=== Records for the exercise ===
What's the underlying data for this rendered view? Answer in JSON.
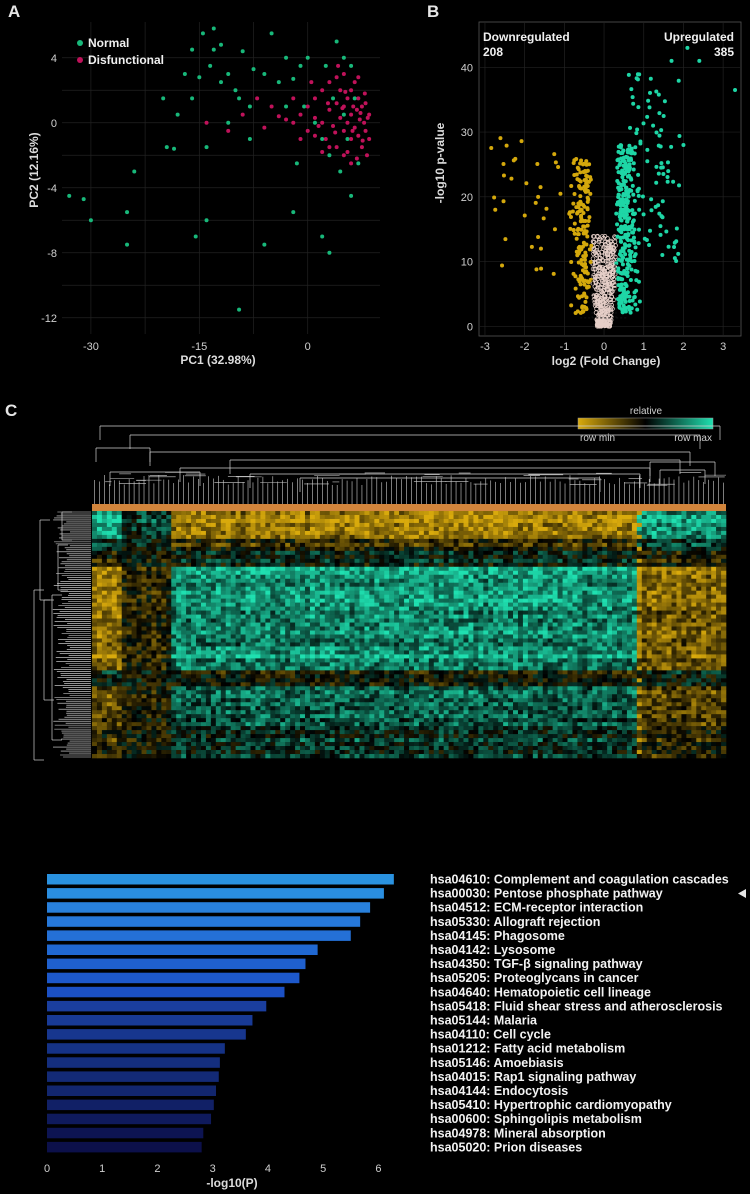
{
  "panels": {
    "a": "A",
    "b": "B",
    "c": "C"
  },
  "chart_data": [
    {
      "id": "pca",
      "type": "scatter",
      "xlabel": "PC1 (32.98%)",
      "ylabel": "PC2 (12.16%)",
      "xlim": [
        -34,
        10
      ],
      "ylim": [
        -13,
        6.2
      ],
      "xticks": [
        -30,
        -15,
        0
      ],
      "yticks": [
        4,
        0,
        -4,
        -8,
        -12
      ],
      "grid": true,
      "legend_position": "top-left",
      "series": [
        {
          "name": "Normal",
          "color": "#18b87a",
          "points": [
            [
              -33,
              -4.5
            ],
            [
              -31,
              -4.7
            ],
            [
              -30,
              -6
            ],
            [
              -25,
              -5.5
            ],
            [
              -24,
              -3
            ],
            [
              -25,
              -7.5
            ],
            [
              -19.5,
              -1.5
            ],
            [
              -18.5,
              -1.6
            ],
            [
              -15.5,
              -7
            ],
            [
              -14,
              -6
            ],
            [
              -9.5,
              -11.5
            ],
            [
              -6,
              -7.5
            ],
            [
              -2,
              -5.5
            ],
            [
              2,
              -7
            ],
            [
              3,
              -8
            ],
            [
              6,
              -4.5
            ],
            [
              -14.5,
              5.5
            ],
            [
              -13,
              5.8
            ],
            [
              -12,
              4.8
            ],
            [
              -11,
              3
            ],
            [
              -10,
              2
            ],
            [
              -9,
              4.4
            ],
            [
              -8,
              1
            ],
            [
              -7.5,
              3.3
            ],
            [
              -5,
              5.5
            ],
            [
              -3,
              4
            ],
            [
              -3,
              1
            ],
            [
              -2,
              2.7
            ],
            [
              -1,
              3.5
            ],
            [
              -0.5,
              1
            ],
            [
              1,
              0
            ],
            [
              2,
              -1
            ],
            [
              3,
              -2
            ],
            [
              4,
              5
            ],
            [
              5,
              4
            ],
            [
              6,
              3.5
            ],
            [
              3.5,
              1.5
            ],
            [
              5.5,
              -1
            ],
            [
              4.5,
              -3
            ],
            [
              7,
              -2.5
            ],
            [
              -17,
              3
            ],
            [
              -16,
              1.5
            ],
            [
              -15,
              2.8
            ],
            [
              -14,
              -1.5
            ],
            [
              -13,
              4.5
            ],
            [
              -12,
              2.5
            ],
            [
              -16,
              4.5
            ],
            [
              -13.5,
              3.5
            ],
            [
              -11,
              0
            ],
            [
              -8,
              -1
            ],
            [
              -20,
              1.5
            ],
            [
              -18,
              0.5
            ],
            [
              -6,
              3
            ],
            [
              -4,
              2.5
            ],
            [
              -1.5,
              -2.5
            ],
            [
              0,
              4
            ],
            [
              2.5,
              3.5
            ],
            [
              6.5,
              1.5
            ],
            [
              5,
              0.5
            ],
            [
              -9.5,
              1.5
            ]
          ]
        },
        {
          "name": "Disfunctional",
          "color": "#c0125a",
          "points": [
            [
              -14,
              0
            ],
            [
              -11,
              -0.5
            ],
            [
              -9,
              0.5
            ],
            [
              -7,
              1.5
            ],
            [
              -6,
              -0.3
            ],
            [
              -5,
              1
            ],
            [
              -4,
              0.4
            ],
            [
              -3,
              0.2
            ],
            [
              -2,
              1.5
            ],
            [
              -1,
              0.5
            ],
            [
              0,
              1
            ],
            [
              0,
              -0.5
            ],
            [
              1,
              0.3
            ],
            [
              1,
              1.5
            ],
            [
              2,
              0
            ],
            [
              2,
              2
            ],
            [
              2.5,
              -1
            ],
            [
              3,
              0.8
            ],
            [
              3,
              2.5
            ],
            [
              3.5,
              -0.2
            ],
            [
              4,
              1.2
            ],
            [
              4,
              -1.5
            ],
            [
              4.5,
              0.3
            ],
            [
              4.5,
              2
            ],
            [
              5,
              1
            ],
            [
              5,
              -0.5
            ],
            [
              5,
              3
            ],
            [
              5.5,
              0
            ],
            [
              5.5,
              1.5
            ],
            [
              5.5,
              -1.8
            ],
            [
              6,
              0.5
            ],
            [
              6,
              -1
            ],
            [
              6,
              2
            ],
            [
              6.3,
              1
            ],
            [
              6.5,
              -0.3
            ],
            [
              6.5,
              2.5
            ],
            [
              6.8,
              0.8
            ],
            [
              7,
              -0.8
            ],
            [
              7,
              1.5
            ],
            [
              7.2,
              0.2
            ],
            [
              7.5,
              -1.5
            ],
            [
              7.5,
              1
            ],
            [
              7.8,
              0
            ],
            [
              8,
              -0.5
            ],
            [
              8,
              1.2
            ],
            [
              8.2,
              -2
            ],
            [
              8.5,
              0.5
            ],
            [
              8.5,
              -1
            ],
            [
              6,
              -2.5
            ],
            [
              5,
              -2
            ],
            [
              3,
              -1.5
            ],
            [
              4,
              2.8
            ],
            [
              7,
              2.8
            ],
            [
              2,
              -1.8
            ],
            [
              1,
              -0.8
            ],
            [
              -1,
              -1
            ],
            [
              -2,
              0
            ],
            [
              0.5,
              2.5
            ],
            [
              6.8,
              -2.2
            ],
            [
              7.6,
              -1.1
            ],
            [
              7.9,
              1.8
            ],
            [
              3.8,
              -0.6
            ],
            [
              4.8,
              0.9
            ],
            [
              5.2,
              1.9
            ],
            [
              6.2,
              -0.5
            ],
            [
              7.3,
              0.6
            ],
            [
              8.3,
              0.3
            ],
            [
              4.2,
              3.5
            ],
            [
              2.8,
              1.2
            ],
            [
              1.5,
              -0.2
            ]
          ]
        }
      ]
    },
    {
      "id": "volcano",
      "type": "scatter",
      "xlabel": "log2 (Fold Change)",
      "ylabel": "-log10 p-value",
      "xlim": [
        -3.15,
        3.45
      ],
      "ylim": [
        -1.5,
        47
      ],
      "xticks": [
        -3,
        -2,
        -1,
        0,
        1,
        2,
        3
      ],
      "yticks": [
        0,
        10,
        20,
        30,
        40
      ],
      "grid": true,
      "threshold_x": [
        -0.3,
        0.3
      ],
      "threshold_y": 1.3,
      "annotations": {
        "down_label": "Downregulated",
        "down_count": "208",
        "up_label": "Upregulated",
        "up_count": "385"
      },
      "series": [
        {
          "name": "Down",
          "color": "#d4a80c"
        },
        {
          "name": "Up",
          "color": "#1ed6a6"
        },
        {
          "name": "NS",
          "color": "#e6cfc8"
        }
      ]
    },
    {
      "id": "heatmap",
      "type": "heatmap",
      "legend_title": "relative",
      "legend_min": "row min",
      "legend_max": "row max",
      "colors": {
        "min": "#d9aa0c",
        "mid": "#000000",
        "max": "#1fe0b0",
        "group_bar": "#d2853c"
      }
    },
    {
      "id": "enrichment",
      "type": "bar",
      "orientation": "horizontal",
      "xlabel": "-log10(P)",
      "xlim": [
        0,
        6.5
      ],
      "xticks": [
        0,
        1,
        2,
        3,
        4,
        5,
        6
      ],
      "categories": [
        "hsa04610: Complement and coagulation cascades",
        "hsa00030: Pentose phosphate pathway",
        "hsa04512: ECM-receptor interaction",
        "hsa05330: Allograft rejection",
        "hsa04145: Phagosome",
        "hsa04142: Lysosome",
        "hsa04350: TGF-β signaling pathway",
        "hsa05205: Proteoglycans in cancer",
        "hsa04640: Hematopoietic cell lineage",
        "hsa05418: Fluid shear stress and atherosclerosis",
        "hsa05144: Malaria",
        "hsa04110: Cell cycle",
        "hsa01212: Fatty acid metabolism",
        "hsa05146: Amoebiasis",
        "hsa04015: Rap1 signaling pathway",
        "hsa04144: Endocytosis",
        "hsa05410: Hypertrophic cardiomyopathy",
        "hsa00600: Sphingolipis metabolism",
        "hsa04978: Mineral absorption",
        "hsa05020: Prion diseases"
      ],
      "values": [
        6.28,
        6.1,
        5.85,
        5.67,
        5.5,
        4.9,
        4.68,
        4.57,
        4.3,
        3.97,
        3.72,
        3.6,
        3.22,
        3.13,
        3.11,
        3.06,
        3.02,
        2.97,
        2.83,
        2.8
      ],
      "colors": [
        "#2a92e0",
        "#2a8ee0",
        "#2880dc",
        "#2678da",
        "#2470d6",
        "#2068d2",
        "#1f60ce",
        "#1d58ca",
        "#1b50c4",
        "#1a3e9e",
        "#183a96",
        "#17368e",
        "#153286",
        "#142e7e",
        "#132a76",
        "#12266e",
        "#112066",
        "#0f1a5c",
        "#0d1452",
        "#0c104a"
      ]
    }
  ]
}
===
### Job
Look through the records above and report how many lines hold the word "signaling", giving only the number.

### Worked solution
2